TASK
Please reproduce every record, keeping each one exactly as written.

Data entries
⟨

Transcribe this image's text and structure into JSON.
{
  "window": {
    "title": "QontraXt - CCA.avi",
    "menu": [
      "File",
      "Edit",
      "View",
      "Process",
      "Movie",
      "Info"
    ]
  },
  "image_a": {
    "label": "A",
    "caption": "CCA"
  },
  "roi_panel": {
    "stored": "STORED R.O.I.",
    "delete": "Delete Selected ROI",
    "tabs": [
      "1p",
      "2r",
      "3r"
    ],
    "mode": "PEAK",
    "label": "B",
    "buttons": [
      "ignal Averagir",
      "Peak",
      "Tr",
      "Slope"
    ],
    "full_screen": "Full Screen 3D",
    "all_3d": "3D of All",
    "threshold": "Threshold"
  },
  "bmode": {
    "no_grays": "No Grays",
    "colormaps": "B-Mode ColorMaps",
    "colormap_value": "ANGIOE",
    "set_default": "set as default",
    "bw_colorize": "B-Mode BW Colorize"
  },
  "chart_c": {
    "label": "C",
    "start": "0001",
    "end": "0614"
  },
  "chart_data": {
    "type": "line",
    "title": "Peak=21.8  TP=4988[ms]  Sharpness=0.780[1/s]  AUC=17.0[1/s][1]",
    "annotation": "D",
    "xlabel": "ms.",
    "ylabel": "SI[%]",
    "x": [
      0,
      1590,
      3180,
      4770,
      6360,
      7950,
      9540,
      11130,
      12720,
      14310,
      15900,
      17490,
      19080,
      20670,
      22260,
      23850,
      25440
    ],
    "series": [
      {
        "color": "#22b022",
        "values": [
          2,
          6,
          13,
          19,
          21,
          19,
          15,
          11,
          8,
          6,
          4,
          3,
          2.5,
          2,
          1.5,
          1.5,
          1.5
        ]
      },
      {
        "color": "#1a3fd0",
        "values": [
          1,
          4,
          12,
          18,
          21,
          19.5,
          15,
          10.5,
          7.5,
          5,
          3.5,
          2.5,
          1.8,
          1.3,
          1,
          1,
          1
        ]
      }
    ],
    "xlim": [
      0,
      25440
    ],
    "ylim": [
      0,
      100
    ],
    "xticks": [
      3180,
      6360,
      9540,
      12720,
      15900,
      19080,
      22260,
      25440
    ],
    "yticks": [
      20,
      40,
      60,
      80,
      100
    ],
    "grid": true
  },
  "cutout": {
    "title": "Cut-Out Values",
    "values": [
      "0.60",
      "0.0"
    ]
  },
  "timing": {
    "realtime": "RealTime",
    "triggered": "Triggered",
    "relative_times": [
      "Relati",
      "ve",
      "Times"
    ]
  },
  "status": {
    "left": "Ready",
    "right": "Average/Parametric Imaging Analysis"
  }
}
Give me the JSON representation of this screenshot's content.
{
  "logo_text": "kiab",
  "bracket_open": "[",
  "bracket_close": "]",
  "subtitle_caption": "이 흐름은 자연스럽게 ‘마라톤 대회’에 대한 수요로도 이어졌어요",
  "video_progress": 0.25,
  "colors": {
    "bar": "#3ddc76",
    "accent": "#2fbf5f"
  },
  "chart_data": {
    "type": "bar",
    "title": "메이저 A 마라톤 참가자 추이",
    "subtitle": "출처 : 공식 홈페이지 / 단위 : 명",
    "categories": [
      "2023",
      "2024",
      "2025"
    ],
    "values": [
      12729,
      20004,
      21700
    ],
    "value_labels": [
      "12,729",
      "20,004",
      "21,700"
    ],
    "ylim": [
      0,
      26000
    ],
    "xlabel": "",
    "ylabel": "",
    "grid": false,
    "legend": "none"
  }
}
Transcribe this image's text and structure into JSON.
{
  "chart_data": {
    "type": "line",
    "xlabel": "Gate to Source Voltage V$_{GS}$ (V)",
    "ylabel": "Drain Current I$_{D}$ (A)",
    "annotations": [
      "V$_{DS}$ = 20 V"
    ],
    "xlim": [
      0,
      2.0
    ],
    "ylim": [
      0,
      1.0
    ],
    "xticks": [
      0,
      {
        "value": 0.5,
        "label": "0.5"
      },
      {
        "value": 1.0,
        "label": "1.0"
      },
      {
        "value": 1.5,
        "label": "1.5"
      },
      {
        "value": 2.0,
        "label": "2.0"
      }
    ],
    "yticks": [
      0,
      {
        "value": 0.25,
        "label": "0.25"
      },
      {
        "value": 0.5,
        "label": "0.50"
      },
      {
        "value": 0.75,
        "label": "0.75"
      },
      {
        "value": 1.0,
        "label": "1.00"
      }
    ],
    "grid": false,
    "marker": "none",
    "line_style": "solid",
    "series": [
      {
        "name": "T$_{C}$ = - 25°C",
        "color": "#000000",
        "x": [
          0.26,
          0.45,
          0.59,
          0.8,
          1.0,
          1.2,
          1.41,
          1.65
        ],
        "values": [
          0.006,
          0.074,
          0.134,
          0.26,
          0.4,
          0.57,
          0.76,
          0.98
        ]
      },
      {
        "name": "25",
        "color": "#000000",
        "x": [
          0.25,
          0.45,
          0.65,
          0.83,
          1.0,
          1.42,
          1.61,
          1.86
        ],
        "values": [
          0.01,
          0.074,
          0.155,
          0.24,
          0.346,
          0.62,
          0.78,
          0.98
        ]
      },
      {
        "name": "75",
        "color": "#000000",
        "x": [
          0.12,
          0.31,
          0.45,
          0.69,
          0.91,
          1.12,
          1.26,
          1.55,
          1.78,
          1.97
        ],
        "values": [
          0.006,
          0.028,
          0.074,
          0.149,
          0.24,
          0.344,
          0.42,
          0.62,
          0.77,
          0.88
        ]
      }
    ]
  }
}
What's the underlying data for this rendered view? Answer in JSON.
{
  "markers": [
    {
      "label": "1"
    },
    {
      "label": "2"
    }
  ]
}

⟩

ANSWER TO THIS EXERCISE
Transcribe this image's text and structure into JSON.
{
  "window": {
    "title": "QontraXt - CCA.avi",
    "menu": [
      "File",
      "Edit",
      "View",
      "Process",
      "Movie",
      "Info"
    ]
  },
  "image_a": {
    "label": "A",
    "caption": "CCA"
  },
  "roi_panel": {
    "stored": "STORED R.O.I.",
    "delete": "Delete Selected ROI",
    "tabs": [
      "1p",
      "2r",
      "3r"
    ],
    "mode": "PEAK",
    "label": "B",
    "buttons": [
      "ignal Averagir",
      "Peak",
      "Tr",
      "Slope"
    ],
    "full_screen": "Full Screen 3D",
    "all_3d": "3D of All",
    "threshold": "Threshold"
  },
  "bmode": {
    "no_grays": "No Grays",
    "colormaps": "B-Mode ColorMaps",
    "colormap_value": "ANGIOE",
    "set_default": "set as default",
    "bw_colorize": "B-Mode BW Colorize"
  },
  "chart_c": {
    "label": "C",
    "start": "0001",
    "end": "0614"
  },
  "chart_data": {
    "type": "line",
    "title": "Peak=21.8  TP=4988[ms]  Sharpness=0.780[1/s]  AUC=17.0[1/s][1]",
    "annotation": "D",
    "xlabel": "ms.",
    "ylabel": "SI[%]",
    "x": [
      0,
      1590,
      3180,
      4770,
      6360,
      7950,
      9540,
      11130,
      12720,
      14310,
      15900,
      17490,
      19080,
      20670,
      22260,
      23850,
      25440
    ],
    "series": [
      {
        "color": "#22b022",
        "values": [
          2,
          6,
          13,
          19,
          21,
          19,
          15,
          11,
          8,
          6,
          4,
          3,
          2.5,
          2,
          1.5,
          1.5,
          1.5
        ]
      },
      {
        "color": "#1a3fd0",
        "values": [
          1,
          4,
          12,
          18,
          21,
          19.5,
          15,
          10.5,
          7.5,
          5,
          3.5,
          2.5,
          1.8,
          1.3,
          1,
          1,
          1
        ]
      }
    ],
    "xlim": [
      0,
      25440
    ],
    "ylim": [
      0,
      100
    ],
    "xticks": [
      3180,
      6360,
      9540,
      12720,
      15900,
      19080,
      22260,
      25440
    ],
    "yticks": [
      20,
      40,
      60,
      80,
      100
    ],
    "grid": true
  },
  "cutout": {
    "title": "Cut-Out Values",
    "values": [
      "0.60",
      "0.0"
    ]
  },
  "timing": {
    "realtime": "RealTime",
    "triggered": "Triggered",
    "relative_times": [
      "Relati",
      "ve",
      "Times"
    ]
  },
  "status": {
    "left": "Ready",
    "right": "Average/Parametric Imaging Analysis"
  }
}
Give me the JSON representation of this screenshot's content.
{
  "logo_text": "kiab",
  "bracket_open": "[",
  "bracket_close": "]",
  "subtitle_caption": "이 흐름은 자연스럽게 ‘마라톤 대회’에 대한 수요로도 이어졌어요",
  "video_progress": 0.25,
  "colors": {
    "bar": "#3ddc76",
    "accent": "#2fbf5f"
  },
  "chart_data": {
    "type": "bar",
    "title": "메이저 A 마라톤 참가자 추이",
    "subtitle": "출처 : 공식 홈페이지 / 단위 : 명",
    "categories": [
      "2023",
      "2024",
      "2025"
    ],
    "values": [
      12729,
      20004,
      21700
    ],
    "value_labels": [
      "12,729",
      "20,004",
      "21,700"
    ],
    "ylim": [
      0,
      26000
    ],
    "xlabel": "",
    "ylabel": "",
    "grid": false,
    "legend": "none"
  }
}
Transcribe this image's text and structure into JSON.
{
  "chart_data": {
    "type": "line",
    "xlabel": "Gate to Source Voltage V$_{GS}$ (V)",
    "ylabel": "Drain Current I$_{D}$ (A)",
    "annotations": [
      "V$_{DS}$ = 20 V"
    ],
    "xlim": [
      0,
      2.0
    ],
    "ylim": [
      0,
      1.0
    ],
    "xticks": [
      0,
      {
        "value": 0.5,
        "label": "0.5"
      },
      {
        "value": 1.0,
        "label": "1.0"
      },
      {
        "value": 1.5,
        "label": "1.5"
      },
      {
        "value": 2.0,
        "label": "2.0"
      }
    ],
    "yticks": [
      0,
      {
        "value": 0.25,
        "label": "0.25"
      },
      {
        "value": 0.5,
        "label": "0.50"
      },
      {
        "value": 0.75,
        "label": "0.75"
      },
      {
        "value": 1.0,
        "label": "1.00"
      }
    ],
    "grid": false,
    "marker": "none",
    "line_style": "solid",
    "series": [
      {
        "name": "T$_{C}$ = - 25°C",
        "color": "#000000",
        "x": [
          0.26,
          0.45,
          0.59,
          0.8,
          1.0,
          1.2,
          1.41,
          1.65
        ],
        "values": [
          0.006,
          0.074,
          0.134,
          0.26,
          0.4,
          0.57,
          0.76,
          0.98
        ]
      },
      {
        "name": "25",
        "color": "#000000",
        "x": [
          0.25,
          0.45,
          0.65,
          0.83,
          1.0,
          1.42,
          1.61,
          1.86
        ],
        "values": [
          0.01,
          0.074,
          0.155,
          0.24,
          0.346,
          0.62,
          0.78,
          0.98
        ]
      },
      {
        "name": "75",
        "color": "#000000",
        "x": [
          0.12,
          0.31,
          0.45,
          0.69,
          0.91,
          1.12,
          1.26,
          1.55,
          1.78,
          1.97
        ],
        "values": [
          0.006,
          0.028,
          0.074,
          0.149,
          0.24,
          0.344,
          0.42,
          0.62,
          0.77,
          0.88
        ]
      }
    ]
  }
}
What's the underlying data for this rendered view? Answer in JSON.
{
  "markers": [
    {
      "label": "1"
    },
    {
      "label": "2"
    }
  ]
}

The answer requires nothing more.